Christians, Platonists, and the Great Persecution

by Elizabeth DePalma Digeser

Publication Year: 2012

In A Threat to Public Piety, Elizabeth DePalma Digeser reexamines the origins of the Great Persecution (AD 303-313), the last eruption of pagan violence against Christians before Constantine enforced the toleration of Christianity within the Empire. Challenging the widely accepted view that the persecution enacted by Emperor Diocletian was largely inevitable, she points out that in the forty years leading up to the Great Persecution Christians lived largely in peace with their fellow Roman citizens. Why, Digeser asks, did pagans and Christians, who had intermingled cordially and productively for decades, become so sharply divided by the turn of the century?

....................

PROBLEM DETAILS –
From the book description above, extract the stretch from "by Elizabeth DePalma" through "of the century?".

SOURCE MATERIAL –

....................

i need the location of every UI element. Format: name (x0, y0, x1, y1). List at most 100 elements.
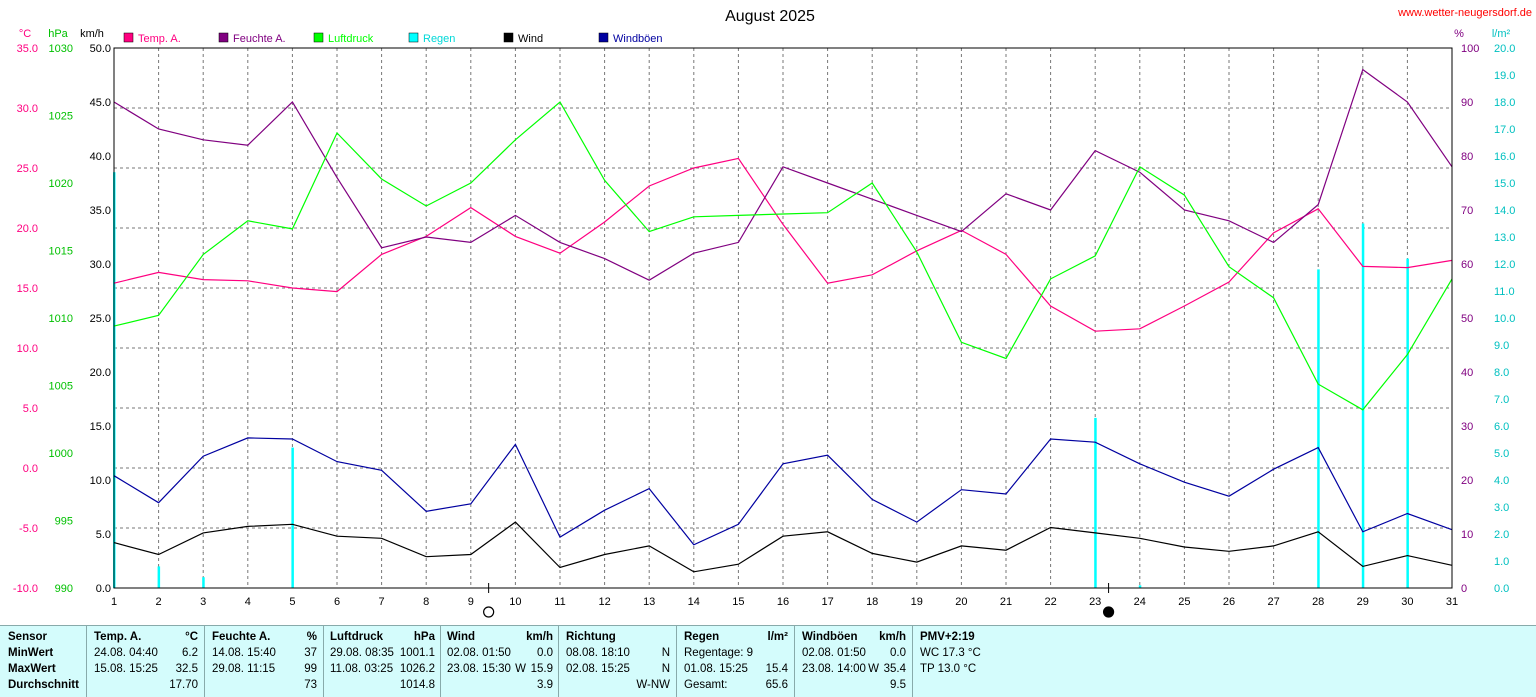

....................

EXERCISE ANSWER –
by Elizabeth DePalma Digeser

Publication Year: 2012

In A Threat to Public Piety, Elizabeth DePalma Digeser reexamines the origins of the Great Persecution (AD 303-313), the last eruption of pagan violence against Christians before Constantine enforced the toleration of Christianity within the Empire. Challenging the widely accepted view that the persecution enacted by Emperor Diocletian was largely inevitable, she points out that in the forty years leading up to the Great Persecution Christians lived largely in peace with their fellow Roman citizens. Why, Digeser asks, did pagans and Christians, who had intermingled cordially and productively for decades, become so sharply divided by the turn of the century?